(Given request): Listed below are entries; give the number of lines among them that include "JSON", and only that number.

A run of records:
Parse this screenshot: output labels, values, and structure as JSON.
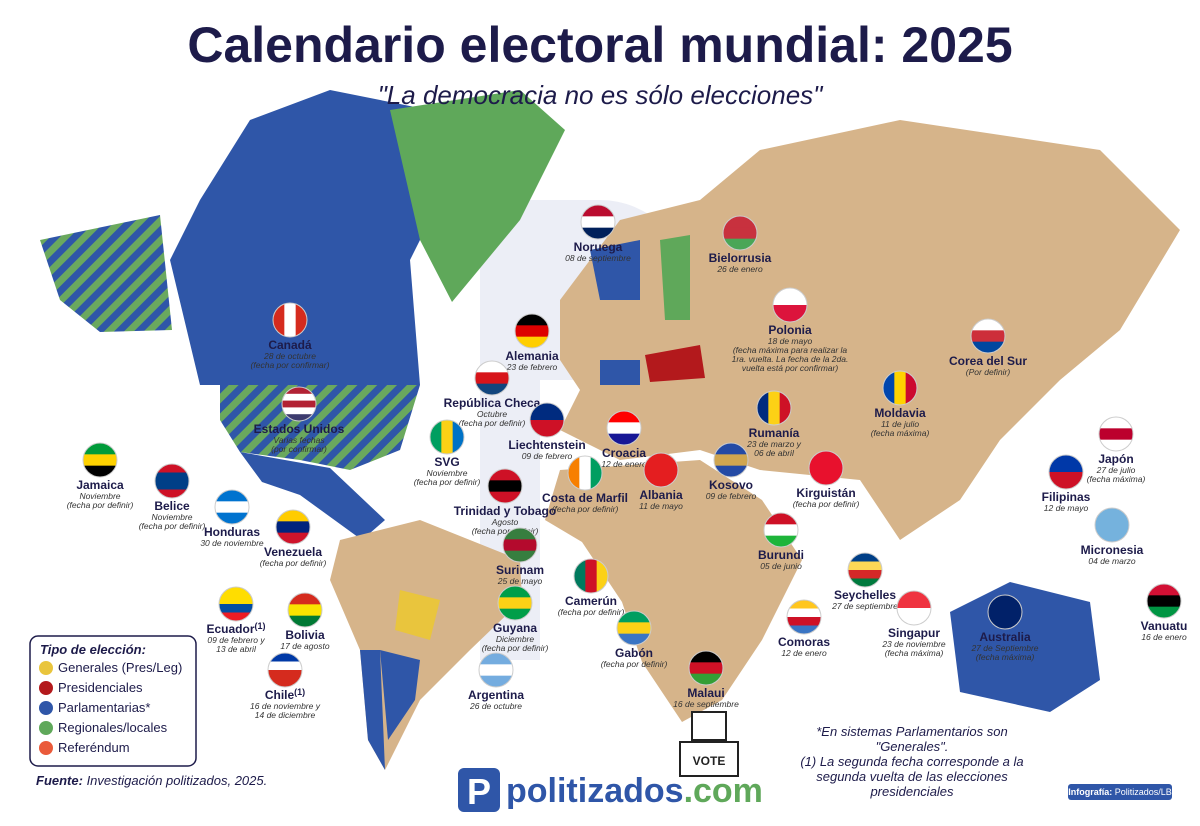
{
  "header": {
    "title": "Calendario electoral mundial: 2025",
    "subtitle": "\"La democracia no es sólo elecciones\""
  },
  "countries": [
    {
      "name": "Noruega",
      "details": [
        "08 de septiembre"
      ]
    },
    {
      "name": "Bielorrusia",
      "details": [
        "26 de enero"
      ]
    },
    {
      "name": "Polonia",
      "details": [
        "18 de mayo",
        "(fecha máxima para realizar la",
        "1ra. vuelta. La fecha de la 2da.",
        "vuelta está por confirmar)"
      ]
    },
    {
      "name": "Alemania",
      "details": [
        "23 de febrero"
      ]
    },
    {
      "name": "República Checa",
      "details": [
        "Octubre",
        "(fecha por definir)"
      ]
    },
    {
      "name": "Canadá",
      "details": [
        "28 de octubre",
        "(fecha por confirmar)"
      ]
    },
    {
      "name": "Estados Unidos",
      "details": [
        "Varias fechas",
        "(por confirmar)"
      ]
    },
    {
      "name": "Corea del Sur",
      "details": [
        "(Por definir)"
      ]
    },
    {
      "name": "Moldavia",
      "details": [
        "11 de julio",
        "(fecha máxima)"
      ]
    },
    {
      "name": "Liechtenstein",
      "details": [
        "09 de febrero"
      ]
    },
    {
      "name": "Croacia",
      "details": [
        "12 de enero"
      ]
    },
    {
      "name": "Rumanía",
      "details": [
        "23 de marzo y",
        "06 de abril"
      ]
    },
    {
      "name": "SVG",
      "details": [
        "Noviembre",
        "(fecha por definir)"
      ]
    },
    {
      "name": "Jamaica",
      "details": [
        "Noviembre",
        "(fecha por definir)"
      ]
    },
    {
      "name": "Belice",
      "details": [
        "Noviembre",
        "(fecha por definir)"
      ]
    },
    {
      "name": "Honduras",
      "details": [
        "30 de noviembre"
      ]
    },
    {
      "name": "Venezuela",
      "details": [
        "(fecha por definir)"
      ]
    },
    {
      "name": "Trinidad y Tobago",
      "details": [
        "Agosto",
        "(fecha por definir)"
      ]
    },
    {
      "name": "Costa de Marfil",
      "details": [
        "(fecha por definir)"
      ]
    },
    {
      "name": "Albania",
      "details": [
        "11 de mayo"
      ]
    },
    {
      "name": "Kosovo",
      "details": [
        "09 de febrero"
      ]
    },
    {
      "name": "Kirguistán",
      "details": [
        "(fecha por definir)"
      ]
    },
    {
      "name": "Japón",
      "details": [
        "27 de julio",
        "(fecha máxima)"
      ]
    },
    {
      "name": "Filipinas",
      "details": [
        "12 de mayo"
      ]
    },
    {
      "name": "Micronesia",
      "details": [
        "04 de marzo"
      ]
    },
    {
      "name": "Burundi",
      "details": [
        "05 de junio"
      ]
    },
    {
      "name": "Surinam",
      "details": [
        "25 de mayo"
      ]
    },
    {
      "name": "Ecuador",
      "note_mark": "(1)",
      "details": [
        "09 de febrero y",
        "13 de abril"
      ]
    },
    {
      "name": "Bolivia",
      "details": [
        "17 de agosto"
      ]
    },
    {
      "name": "Guyana",
      "details": [
        "Diciembre",
        "(fecha por definir)"
      ]
    },
    {
      "name": "Camerún",
      "details": [
        "(fecha por definir)"
      ]
    },
    {
      "name": "Seychelles",
      "details": [
        "27 de septiembre"
      ]
    },
    {
      "name": "Gabón",
      "details": [
        "(fecha por definir)"
      ]
    },
    {
      "name": "Comoras",
      "details": [
        "12 de enero"
      ]
    },
    {
      "name": "Singapur",
      "details": [
        "23 de noviembre",
        "(fecha máxima)"
      ]
    },
    {
      "name": "Australia",
      "details": [
        "27 de Septiembre",
        "(fecha máxima)"
      ]
    },
    {
      "name": "Vanuatu",
      "details": [
        "16 de enero"
      ]
    },
    {
      "name": "Chile",
      "note_mark": "(1)",
      "details": [
        "16 de noviembre y",
        "14 de diciembre"
      ]
    },
    {
      "name": "Argentina",
      "details": [
        "26 de octubre"
      ]
    },
    {
      "name": "Malaui",
      "details": [
        "16 de septiembre"
      ]
    }
  ],
  "legend": {
    "title": "Tipo de elección:",
    "items": [
      {
        "name": "Generales (Pres/Leg)",
        "color": "#e9c53d"
      },
      {
        "name": "Presidenciales",
        "color": "#b3191c"
      },
      {
        "name": "Parlamentarias*",
        "color": "#2f56a8"
      },
      {
        "name": "Regionales/locales",
        "color": "#5fa85a"
      },
      {
        "name": "Referéndum",
        "color": "#ea5a3a"
      }
    ]
  },
  "footnotes": [
    "*En sistemas Parlamentarios son",
    "\"Generales\".",
    "(1) La segunda fecha corresponde a  la",
    "segunda vuelta de las elecciones",
    "presidenciales"
  ],
  "source": {
    "label": "Fuente:",
    "text": " Investigación politizados, 2025."
  },
  "brand": {
    "name": "politizados",
    "domain": ".com"
  },
  "ballot": "VOTE",
  "credit": {
    "label": "Infografía:",
    "text": " Politizados/LB"
  }
}
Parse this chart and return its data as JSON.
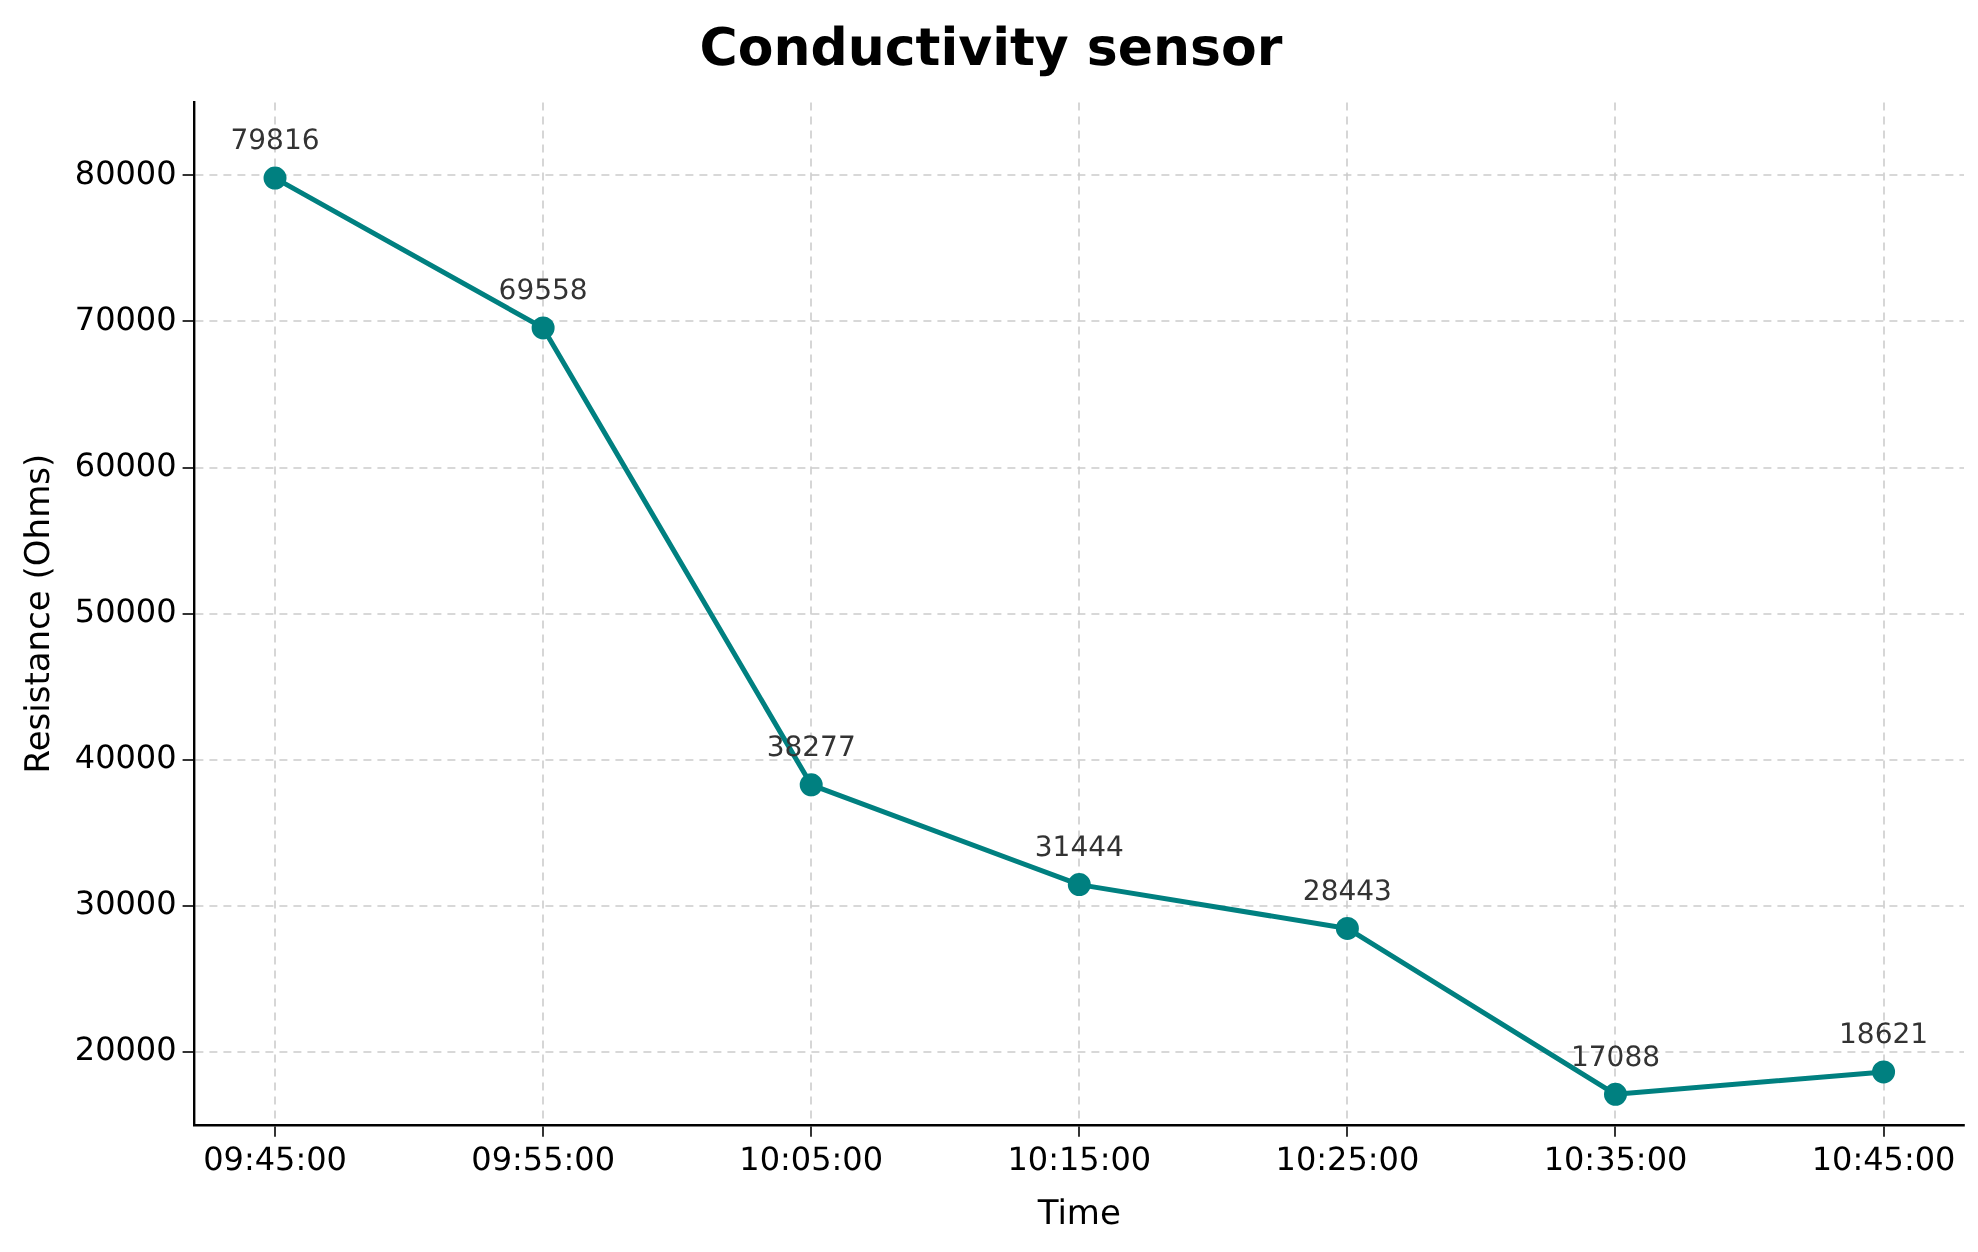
{
  "chart_data": {
    "type": "line",
    "title": "Conductivity sensor",
    "xlabel": "Time",
    "ylabel": "Resistance (Ohms)",
    "categories": [
      "09:45:00",
      "09:55:00",
      "10:05:00",
      "10:15:00",
      "10:25:00",
      "10:35:00",
      "10:45:00"
    ],
    "series": [
      {
        "color": "#008080",
        "values": [
          79816,
          69558,
          38277,
          31444,
          28443,
          17088,
          18621
        ]
      }
    ],
    "ylim": [
      15000,
      85000
    ],
    "yticks": [
      20000,
      30000,
      40000,
      50000,
      60000,
      70000,
      80000
    ],
    "grid": true,
    "legend": false,
    "marker": "circle",
    "line_style": "solid",
    "data_labels": true
  }
}
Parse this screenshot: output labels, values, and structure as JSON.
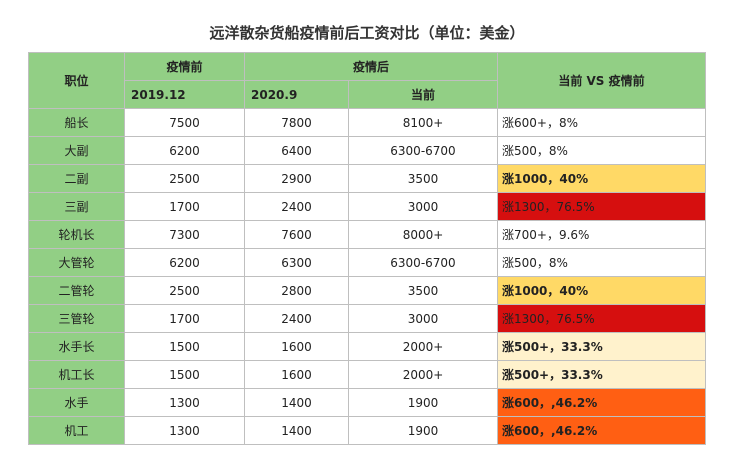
{
  "title": "远洋散杂货船疫情前后工资对比（单位：美金）",
  "headers": {
    "position": "职位",
    "pre": "疫情前",
    "post": "疫情后",
    "pre_date": "2019.12",
    "post_date": "2020.9",
    "current": "当前",
    "compare": "当前 VS 疫情前"
  },
  "colors": {
    "header_green": "#92cf85",
    "row_white": "#ffffff",
    "yellow": "#ffd966",
    "red": "#d60f0f",
    "light_yellow": "#fff2cc",
    "orange": "#ff5f13"
  },
  "rows": [
    {
      "position": "船长",
      "pre": "7500",
      "post": "7800",
      "current": "8100+",
      "compare": "涨600+，8%",
      "color": "#ffffff",
      "bold": false
    },
    {
      "position": "大副",
      "pre": "6200",
      "post": "6400",
      "current": "6300-6700",
      "compare": "涨500，8%",
      "color": "#ffffff",
      "bold": false
    },
    {
      "position": "二副",
      "pre": "2500",
      "post": "2900",
      "current": "3500",
      "compare": "涨1000，40%",
      "color": "#ffd966",
      "bold": true
    },
    {
      "position": "三副",
      "pre": "1700",
      "post": "2400",
      "current": "3000",
      "compare": "涨1300，76.5%",
      "color": "#d60f0f",
      "bold": false
    },
    {
      "position": "轮机长",
      "pre": "7300",
      "post": "7600",
      "current": "8000+",
      "compare": "涨700+，9.6%",
      "color": "#ffffff",
      "bold": false
    },
    {
      "position": "大管轮",
      "pre": "6200",
      "post": "6300",
      "current": "6300-6700",
      "compare": "涨500，8%",
      "color": "#ffffff",
      "bold": false
    },
    {
      "position": "二管轮",
      "pre": "2500",
      "post": "2800",
      "current": "3500",
      "compare": "涨1000，40%",
      "color": "#ffd966",
      "bold": true
    },
    {
      "position": "三管轮",
      "pre": "1700",
      "post": "2400",
      "current": "3000",
      "compare": "涨1300，76.5%",
      "color": "#d60f0f",
      "bold": false
    },
    {
      "position": "水手长",
      "pre": "1500",
      "post": "1600",
      "current": "2000+",
      "compare": "涨500+，33.3%",
      "color": "#fff2cc",
      "bold": true
    },
    {
      "position": "机工长",
      "pre": "1500",
      "post": "1600",
      "current": "2000+",
      "compare": "涨500+，33.3%",
      "color": "#fff2cc",
      "bold": true
    },
    {
      "position": "水手",
      "pre": "1300",
      "post": "1400",
      "current": "1900",
      "compare": "涨600，,46.2%",
      "color": "#ff5f13",
      "bold": true
    },
    {
      "position": "机工",
      "pre": "1300",
      "post": "1400",
      "current": "1900",
      "compare": "涨600，,46.2%",
      "color": "#ff5f13",
      "bold": true
    }
  ]
}
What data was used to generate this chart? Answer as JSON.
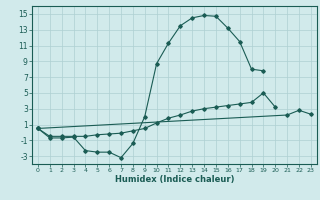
{
  "xlabel": "Humidex (Indice chaleur)",
  "x": [
    0,
    1,
    2,
    3,
    4,
    5,
    6,
    7,
    8,
    9,
    10,
    11,
    12,
    13,
    14,
    15,
    16,
    17,
    18,
    19,
    20,
    21,
    22,
    23
  ],
  "line1": [
    0.5,
    -0.7,
    -0.7,
    -0.6,
    -2.3,
    -2.5,
    -2.5,
    -3.2,
    -1.4,
    2.0,
    8.7,
    11.3,
    13.5,
    14.5,
    14.8,
    14.7,
    13.2,
    11.5,
    8.0,
    7.8,
    null,
    null,
    null,
    null
  ],
  "line2": [
    0.5,
    -0.5,
    -0.5,
    -0.5,
    -0.5,
    -0.3,
    -0.2,
    -0.1,
    0.2,
    0.5,
    1.2,
    1.8,
    2.2,
    2.7,
    3.0,
    3.2,
    3.4,
    3.6,
    3.8,
    5.0,
    3.2,
    null,
    null,
    null
  ],
  "line3_x": [
    0,
    21,
    22,
    23
  ],
  "line3_y": [
    0.5,
    2.2,
    2.8,
    2.3
  ],
  "line_color": "#1a5c54",
  "bg_color": "#d1eaeb",
  "grid_color": "#aed0d2",
  "ylim": [
    -4,
    16
  ],
  "xlim": [
    -0.5,
    23.5
  ],
  "yticks": [
    -3,
    -1,
    1,
    3,
    5,
    7,
    9,
    11,
    13,
    15
  ],
  "xticks": [
    0,
    1,
    2,
    3,
    4,
    5,
    6,
    7,
    8,
    9,
    10,
    11,
    12,
    13,
    14,
    15,
    16,
    17,
    18,
    19,
    20,
    21,
    22,
    23
  ]
}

(Expected answer): 4